*WHAT IS NEEDED*. An exact reproduction of the records is required, with all images left out.

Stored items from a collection
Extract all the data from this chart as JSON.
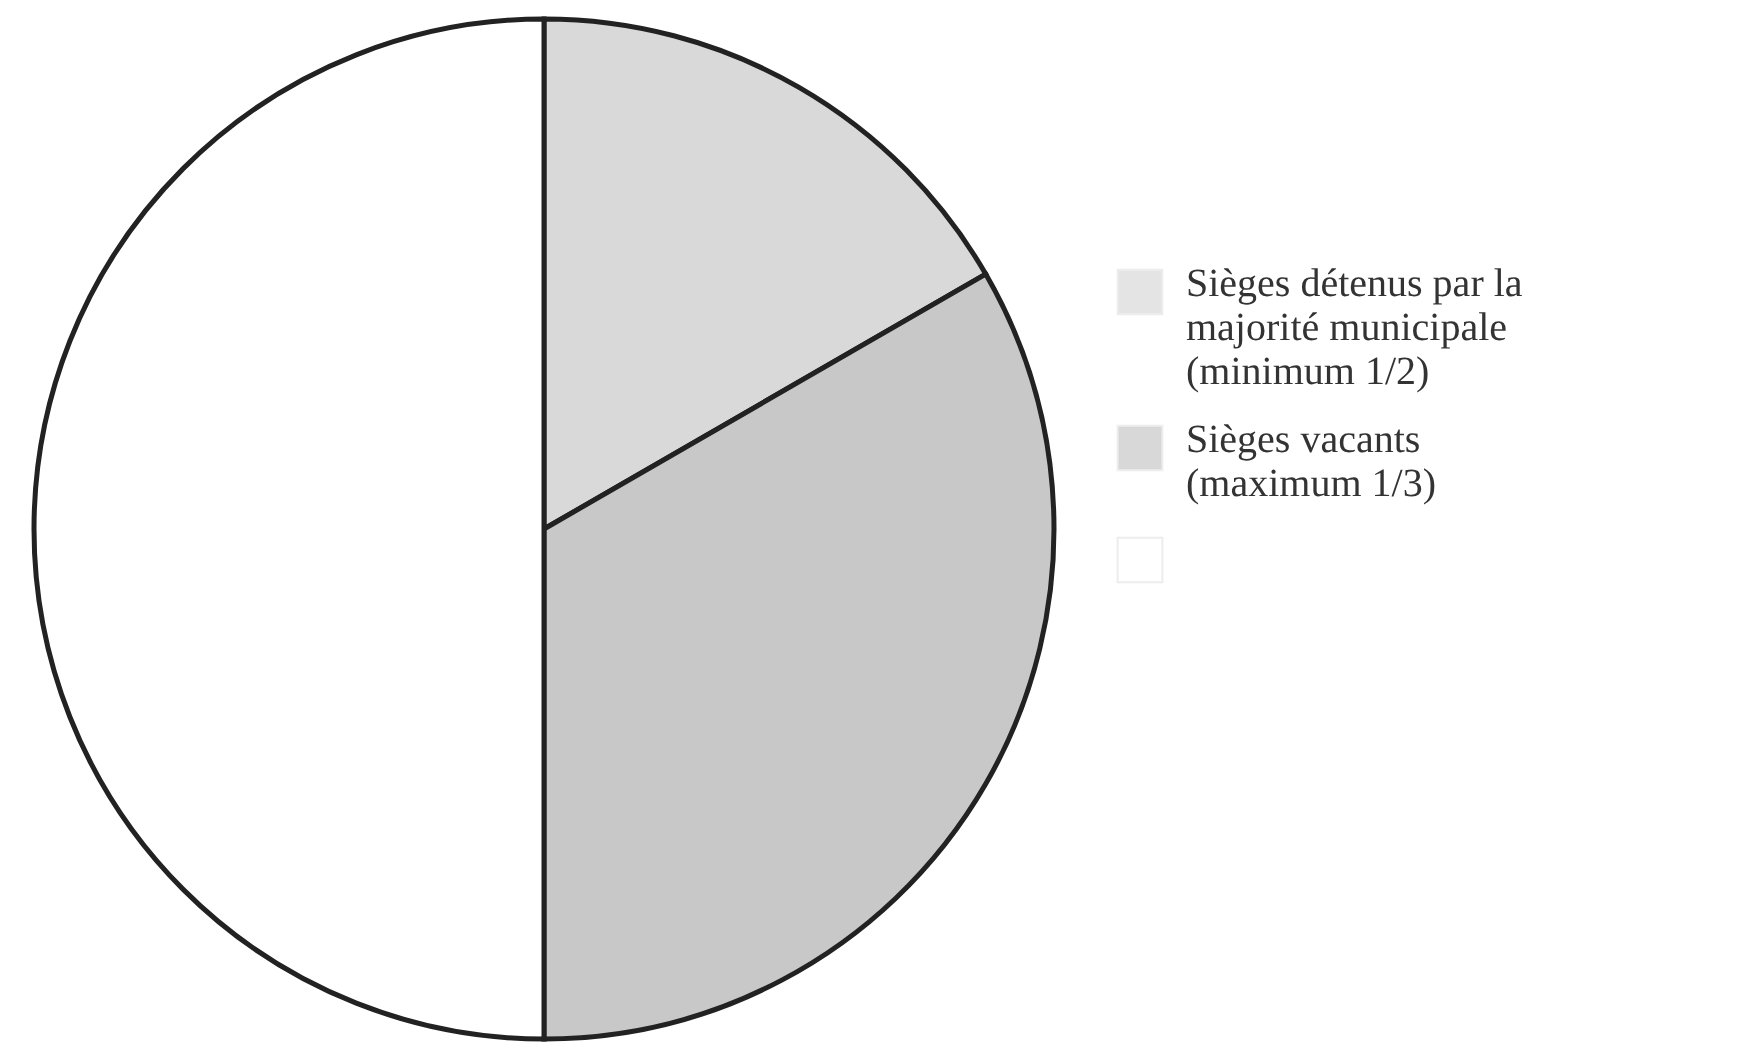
{
  "chart_data": {
    "type": "pie",
    "categories": [
      "Sièges détenus par la majorité municipale (minimum 1/2)",
      "Sièges vacants (maximum 1/3)",
      null
    ],
    "values": [
      16.67,
      33.33,
      50
    ],
    "colors": [
      "#d9d9d9",
      "#c8c8c8",
      "#ffffff"
    ],
    "legend": "right"
  }
}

*OUTPUT FOR THIS TASK*.
Extract all the data from this chart as JSON.
{
  "chart_data": {
    "type": "pie",
    "categories": [
      "Sièges détenus par la majorité municipale (minimum 1/2)",
      "Sièges vacants (maximum 1/3)",
      null
    ],
    "values": [
      16.67,
      33.33,
      50
    ],
    "colors": [
      "#d9d9d9",
      "#c8c8c8",
      "#ffffff"
    ],
    "legend": "right"
  }
}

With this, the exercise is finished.